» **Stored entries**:
=======

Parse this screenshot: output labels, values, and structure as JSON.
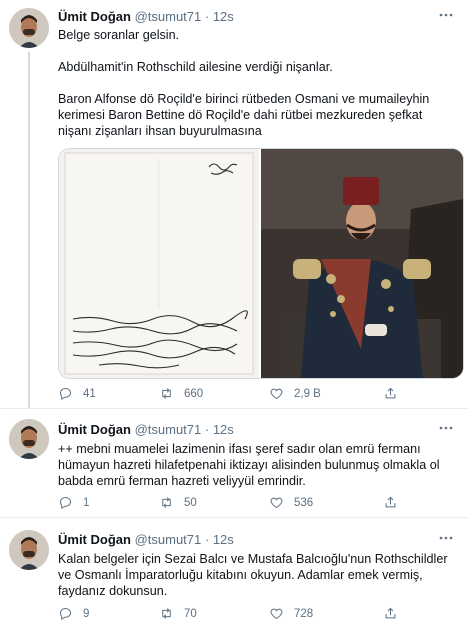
{
  "tweets": [
    {
      "name": "Ümit Doğan",
      "handle": "@tsumut71",
      "time": "· 12s",
      "text_lines": [
        "Belge soranlar gelsin.",
        "",
        "Abdülhamit'in Rothschild ailesine verdiği nişanlar.",
        "",
        "Baron Alfonse dö Roçild'e birinci rütbeden Osmani ve mumaileyhin kerimesi Baron Bettine dö Roçild'e dahi rütbei mezkureden şefkat nişanı zişanları ihsan buyurulmasına"
      ],
      "replies": "41",
      "retweets": "660",
      "likes": "2,9 B"
    },
    {
      "name": "Ümit Doğan",
      "handle": "@tsumut71",
      "time": "· 12s",
      "text": "++ mebni muamelei lazimenin ifası şeref sadır olan emrü fermanı hümayun hazreti hilafetpenahi iktizayı alisinden bulunmuş olmakla ol babda emrü ferman hazreti veliyyül emrindir.",
      "replies": "1",
      "retweets": "50",
      "likes": "536"
    },
    {
      "name": "Ümit Doğan",
      "handle": "@tsumut71",
      "time": "· 12s",
      "text": "Kalan belgeler için Sezai Balcı ve Mustafa Balcıoğlu'nun Rothschildler ve Osmanlı İmparatorluğu kitabını okuyun. Adamlar emek vermiş, faydanız dokunsun.",
      "replies": "9",
      "retweets": "70",
      "likes": "728"
    }
  ],
  "icons": {
    "reply": "reply-icon",
    "retweet": "retweet-icon",
    "like": "heart-icon",
    "share": "share-icon",
    "more": "more-icon"
  }
}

=======

» **TASK OBJECTIVE**: The lines above form a set of records; determine how many of them contain the string "retweets" and give that number alone.

» **THE REPLY**: 3